* **What the exercise asks**
Reproduce all of the entries below word for word, and leave the pictures out of your answer.

....

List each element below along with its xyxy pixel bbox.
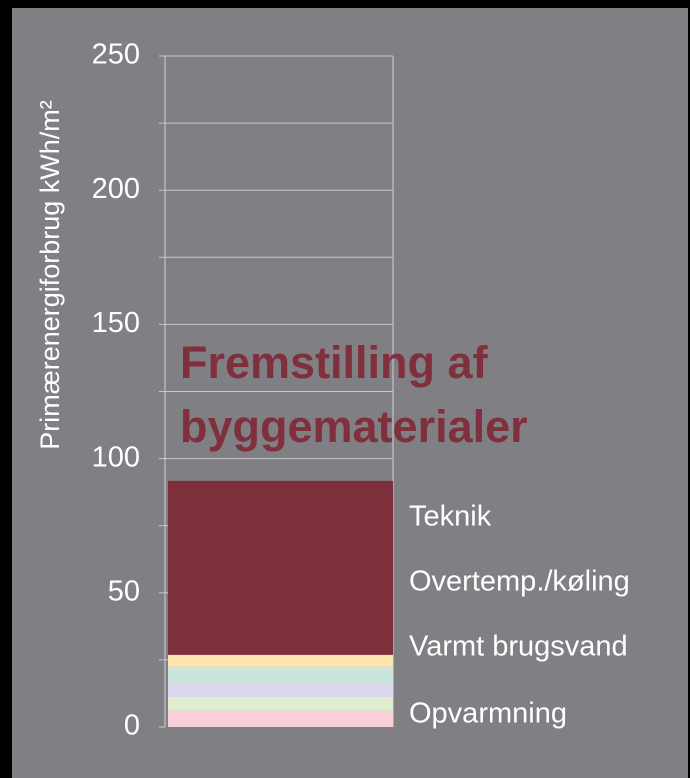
bar-segment <box>168 480 393 655</box>
bar-segment <box>168 654 393 667</box>
bar-segment <box>168 710 393 727</box>
y-axis-label: Primærenergiforbrug kWh/m² <box>35 100 65 450</box>
annotation: Varmt brugsvand <box>409 631 628 663</box>
y-tick-label: 100 <box>92 441 140 473</box>
y-tick-label: 250 <box>92 39 140 71</box>
y-tick-label: 0 <box>124 710 140 742</box>
annotation: Opvarmning <box>409 698 567 730</box>
y-tick-label: 150 <box>92 307 140 339</box>
annotation: Teknik <box>409 501 492 533</box>
annotation: Overtemp./køling <box>409 566 630 598</box>
bar-segment <box>168 682 393 697</box>
y-tick-label: 200 <box>92 173 140 205</box>
bar-segment <box>168 666 393 683</box>
annotation-title: byggematerialer <box>180 401 528 452</box>
bar-segment <box>168 696 393 711</box>
annotation-title: Fremstilling af <box>180 337 489 388</box>
y-tick-label: 50 <box>108 575 140 607</box>
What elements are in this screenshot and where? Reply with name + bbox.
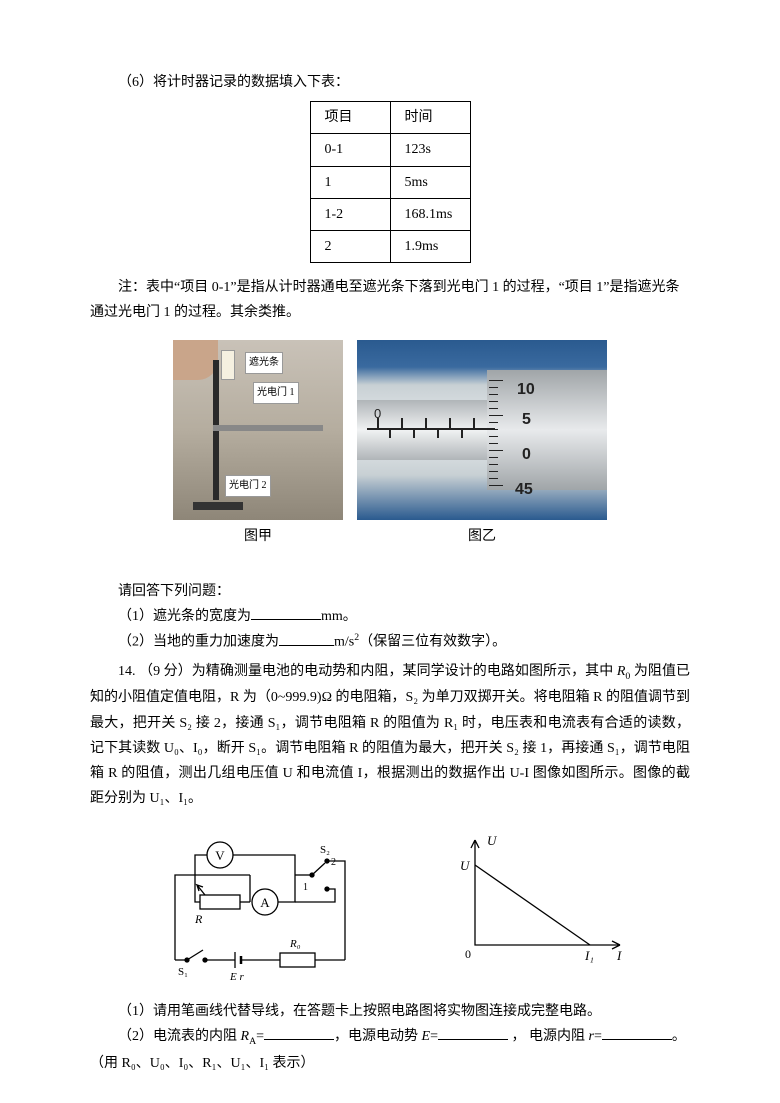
sub-question-2-hint: （用 R₀、U₀、I₀、R₁、U₁、I₁ 表示） xyxy=(90,1051,690,1076)
table-note: 注：表中“项目 0-1”是指从计时器通电至遮光条下落到光电门 1 的过程，“项目… xyxy=(90,275,690,325)
section6-title: （6）将计时器记录的数据填入下表： xyxy=(90,70,690,95)
questions-intro: 请回答下列问题： xyxy=(90,579,690,604)
svg-text:U: U xyxy=(460,858,471,873)
svg-text:A: A xyxy=(260,895,270,910)
svg-text:R: R xyxy=(194,912,203,926)
svg-text:I₁: I₁ xyxy=(584,948,594,963)
svg-text:S₁: S₁ xyxy=(178,966,188,978)
svg-text:S₂: S₂ xyxy=(320,844,330,856)
table-row: 0-1123s xyxy=(310,134,470,166)
svg-text:0: 0 xyxy=(465,947,471,961)
caption-1: 图甲 xyxy=(173,524,343,549)
photo-setup: 遮光条 光电门 1 光电门 2 xyxy=(173,340,343,520)
svg-text:U: U xyxy=(487,833,498,848)
th-item: 项目 xyxy=(310,102,390,134)
thimble-10: 10 xyxy=(517,376,535,405)
label-gate1: 光电门 1 xyxy=(253,382,299,404)
table-row: 项目 时间 xyxy=(310,102,470,134)
photo-micrometer: 0 10 5 xyxy=(357,340,607,520)
svg-text:V: V xyxy=(215,848,225,863)
svg-text:E r: E r xyxy=(229,971,244,983)
svg-text:2: 2 xyxy=(331,857,336,868)
question-2: （2）当地的重力加速度为m/s2（保留三位有效数字）。 xyxy=(90,629,690,655)
blank-e xyxy=(438,1026,508,1040)
diagram-row: V R A S₂ 1 2 xyxy=(90,825,690,985)
th-time: 时间 xyxy=(390,102,470,134)
table-row: 15ms xyxy=(310,166,470,198)
thimble-0: 0 xyxy=(522,441,531,470)
sub-question-1: （1）请用笔画线代替导线，在答题卡上按照电路图将实物图连接成完整电路。 xyxy=(90,999,690,1024)
blank-width xyxy=(251,606,321,620)
blank-ra xyxy=(264,1026,334,1040)
blank-r xyxy=(602,1026,672,1040)
circuit-diagram: V R A S₂ 1 2 xyxy=(145,825,375,985)
sub-question-2: （2）电流表的内阻 RA=，电源电动势 E= ， 电源内阻 r=。 xyxy=(90,1024,690,1050)
timing-table: 项目 时间 0-1123s 15ms 1-2168.1ms 21.9ms xyxy=(310,101,471,263)
question-14: 14. （9 分）为精确测量电池的电动势和内阻，某同学设计的电路如图所示，其中 … xyxy=(90,659,690,811)
ui-graph: U U 0 I₁ I xyxy=(435,825,635,975)
photo-row: 遮光条 光电门 1 光电门 2 图甲 0 xyxy=(90,340,690,549)
label-gate2: 光电门 2 xyxy=(225,475,271,497)
caption-2: 图乙 xyxy=(357,524,607,549)
blank-g xyxy=(279,632,334,646)
table-row: 1-2168.1ms xyxy=(310,198,470,230)
svg-text:I: I xyxy=(616,948,622,963)
question-1: （1）遮光条的宽度为mm。 xyxy=(90,604,690,629)
svg-text:1: 1 xyxy=(303,882,308,893)
svg-text:R₀: R₀ xyxy=(289,938,301,950)
label-strip: 遮光条 xyxy=(245,352,283,374)
thimble-45: 45 xyxy=(515,476,533,505)
thimble-5: 5 xyxy=(522,406,531,435)
table-row: 21.9ms xyxy=(310,230,470,262)
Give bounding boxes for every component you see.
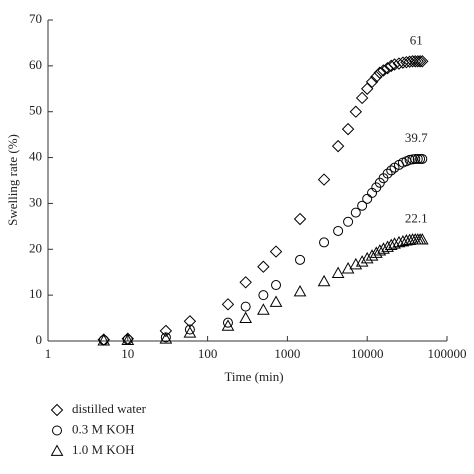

....

* **Output for this task**
List each element below along with its xyxy pixel bbox.
bar-segment <box>168 480 393 655</box>
bar-segment <box>168 654 393 667</box>
bar-segment <box>168 710 393 727</box>
y-axis-label: Primærenergiforbrug kWh/m² <box>35 100 65 450</box>
annotation: Varmt brugsvand <box>409 631 628 663</box>
y-tick-label: 100 <box>92 441 140 473</box>
y-tick-label: 250 <box>92 39 140 71</box>
y-tick-label: 0 <box>124 710 140 742</box>
annotation: Opvarmning <box>409 698 567 730</box>
y-tick-label: 150 <box>92 307 140 339</box>
annotation: Teknik <box>409 501 492 533</box>
annotation: Overtemp./køling <box>409 566 630 598</box>
bar-segment <box>168 682 393 697</box>
y-tick-label: 200 <box>92 173 140 205</box>
bar-segment <box>168 666 393 683</box>
annotation-title: byggematerialer <box>180 401 528 452</box>
bar-segment <box>168 696 393 711</box>
annotation-title: Fremstilling af <box>180 337 489 388</box>
y-tick-label: 50 <box>108 575 140 607</box>
What elements are in this screenshot and where? Reply with name + bbox.
sub-question-2-hint: （用 R₀、U₀、I₀、R₁、U₁、I₁ 表示） xyxy=(90,1051,690,1076)
table-note: 注：表中“项目 0-1”是指从计时器通电至遮光条下落到光电门 1 的过程，“项目… xyxy=(90,275,690,325)
section6-title: （6）将计时器记录的数据填入下表： xyxy=(90,70,690,95)
questions-intro: 请回答下列问题： xyxy=(90,579,690,604)
svg-text:U: U xyxy=(460,858,471,873)
svg-text:A: A xyxy=(260,895,270,910)
svg-text:R: R xyxy=(194,912,203,926)
svg-text:I₁: I₁ xyxy=(584,948,594,963)
svg-text:S₁: S₁ xyxy=(178,966,188,978)
svg-text:S₂: S₂ xyxy=(320,844,330,856)
table-row: 0-1123s xyxy=(310,134,470,166)
svg-text:0: 0 xyxy=(465,947,471,961)
caption-1: 图甲 xyxy=(173,524,343,549)
photo-setup: 遮光条 光电门 1 光电门 2 xyxy=(173,340,343,520)
svg-text:U: U xyxy=(487,833,498,848)
th-item: 项目 xyxy=(310,102,390,134)
thimble-10: 10 xyxy=(517,376,535,405)
label-gate1: 光电门 1 xyxy=(253,382,299,404)
table-row: 项目 时间 xyxy=(310,102,470,134)
photo-micrometer: 0 10 5 xyxy=(357,340,607,520)
svg-text:V: V xyxy=(215,848,225,863)
svg-text:E r: E r xyxy=(229,971,244,983)
svg-text:2: 2 xyxy=(331,857,336,868)
question-2: （2）当地的重力加速度为m/s2（保留三位有效数字）。 xyxy=(90,629,690,655)
blank-e xyxy=(438,1026,508,1040)
diagram-row: V R A S₂ 1 2 xyxy=(90,825,690,985)
th-time: 时间 xyxy=(390,102,470,134)
table-row: 15ms xyxy=(310,166,470,198)
thimble-0: 0 xyxy=(522,441,531,470)
sub-question-1: （1）请用笔画线代替导线，在答题卡上按照电路图将实物图连接成完整电路。 xyxy=(90,999,690,1024)
blank-width xyxy=(251,606,321,620)
blank-ra xyxy=(264,1026,334,1040)
blank-r xyxy=(602,1026,672,1040)
circuit-diagram: V R A S₂ 1 2 xyxy=(145,825,375,985)
sub-question-2: （2）电流表的内阻 RA=，电源电动势 E= ， 电源内阻 r=。 xyxy=(90,1024,690,1050)
timing-table: 项目 时间 0-1123s 15ms 1-2168.1ms 21.9ms xyxy=(310,101,471,263)
question-14: 14. （9 分）为精确测量电池的电动势和内阻，某同学设计的电路如图所示，其中 … xyxy=(90,659,690,811)
ui-graph: U U 0 I₁ I xyxy=(435,825,635,975)
photo-row: 遮光条 光电门 1 光电门 2 图甲 0 xyxy=(90,340,690,549)
label-gate2: 光电门 2 xyxy=(225,475,271,497)
caption-2: 图乙 xyxy=(357,524,607,549)
blank-g xyxy=(279,632,334,646)
table-row: 1-2168.1ms xyxy=(310,198,470,230)
svg-text:I: I xyxy=(616,948,622,963)
question-1: （1）遮光条的宽度为mm。 xyxy=(90,604,690,629)
svg-text:1: 1 xyxy=(303,882,308,893)
svg-text:R₀: R₀ xyxy=(289,938,301,950)
label-strip: 遮光条 xyxy=(245,352,283,374)
thimble-45: 45 xyxy=(515,476,533,505)
thimble-5: 5 xyxy=(522,406,531,435)
table-row: 21.9ms xyxy=(310,230,470,262)
Give bounding boxes for every component you see.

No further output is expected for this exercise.